**WORK REQUIRED**
Take every line where the string "ready" appears and copy it.

**EXERCISE DATA**

┌──

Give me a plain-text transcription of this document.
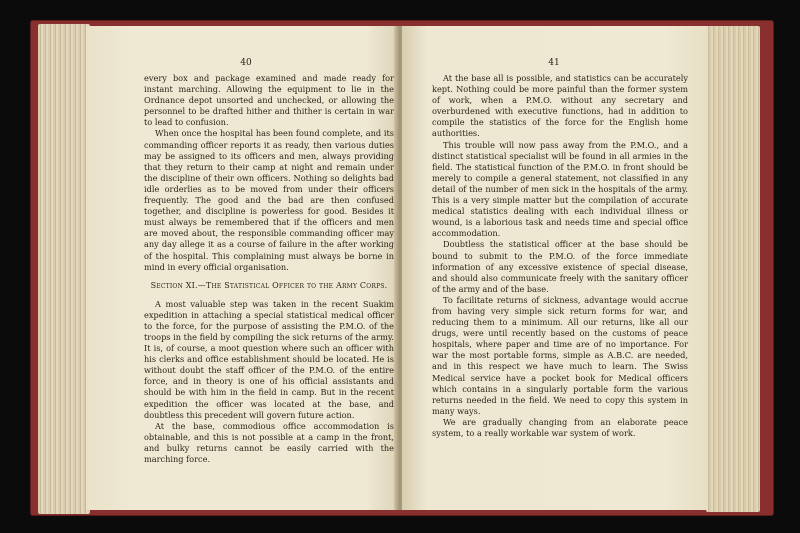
40

every box and package examined and made ready for instant marching. Allowing the equipment to lie in the Ordnance depot unsorted and unchecked, or allowing the personnel to be drafted hither and thither is certain in war to lead to confusion.

When once the hospital has been found complete, and its commanding officer reports it as ready, then various duties may be assigned to its officers and men, always providing that they return to their camp at night and remain under the discipline of their own officers. Nothing so delights bad idle orderlies as to be moved from under their officers frequently. The good and the bad are then confused together, and discipline is powerless for good. Besides it must always be remembered that if the officers and men are moved about, the responsible commanding officer may any day allege it as a course of failure in the after working of the hospital. This complaining must always be borne in mind in every official organisation.

Section XI.—The Statistical Officer to the Army Corps.

A most valuable step was taken in the recent Suakim expedition in attaching a special statistical medical officer to the force, for the purpose of assisting the P.M.O. of the troops in the field by compiling the sick returns of the army. It is, of course, a moot question where such an officer with his clerks and office establishment should be located. He is without doubt the staff officer of the P.M.O. of the entire force, and in theory is one of his official assistants and should be with him in the field in camp. But in the recent expedition the officer was located at the base, and doubtless this precedent will govern future action.

At the base, commodious office accommodation is obtainable, and this is not possible at a camp in the front, and bulky returns cannot be easily carried with the marching force.

41

At the base all is possible, and statistics can be accurately kept. Nothing could be more painful than the former system of work, when a P.M.O. without any secretary and overburdened with executive functions, had in addition to compile the statistics of the force for the English home authorities.

This trouble will now pass away from the P.M.O., and a distinct statistical specialist will be found in all armies in the field. The statistical function of the P.M.O. in front should be merely to compile a general statement, not classified in any detail of the number of men sick in the hospitals of the army. This is a very simple matter but the compilation of accurate medical statistics dealing with each individual illness or wound, is a laborious task and needs time and special office accommodation.

Doubtless the statistical officer at the base should be bound to submit to the P.M.O. of the force immediate information of any excessive existence of special disease, and should also communicate freely with the sanitary officer of the army and of the base.

To facilitate returns of sickness, advantage would accrue from having very simple sick return forms for war, and reducing them to a minimum. All our returns, like all our drugs, were until recently based on the customs of peace hospitals, where paper and time are of no importance. For war the most portable forms, simple as A.B.C. are needed, and in this respect we have much to learn. The Swiss Medical service have a pocket book for Medical officers which contains in a singularly portable form the various returns needed in the field. We need to copy this system in many ways.

We are gradually changing from an elaborate peace system, to a really workable war system of work.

└──

**CORRECT RESPONSE**
every box and package examined and made ready for instant marching. Allowing the equipment to lie in the Ordnance depot unsorted and unchecked, or allowing the personnel to be drafted hither and thither is certain in war to lead to confusion.
When once the hospital has been found complete, and its commanding officer reports it as ready, then various duties may be assigned to its officers and men, always providing that they return to their camp at night and remain under the discipline of their own officers. Nothing so delights bad idle orderlies as to be moved from under their officers frequently. The good and the bad are then confused together, and discipline is powerless for good. Besides it must always be remembered that if the officers and men are moved about, the responsible commanding officer may any day allege it as a course of failure in the after working of the hospital. This complaining must always be borne in mind in every official organisation.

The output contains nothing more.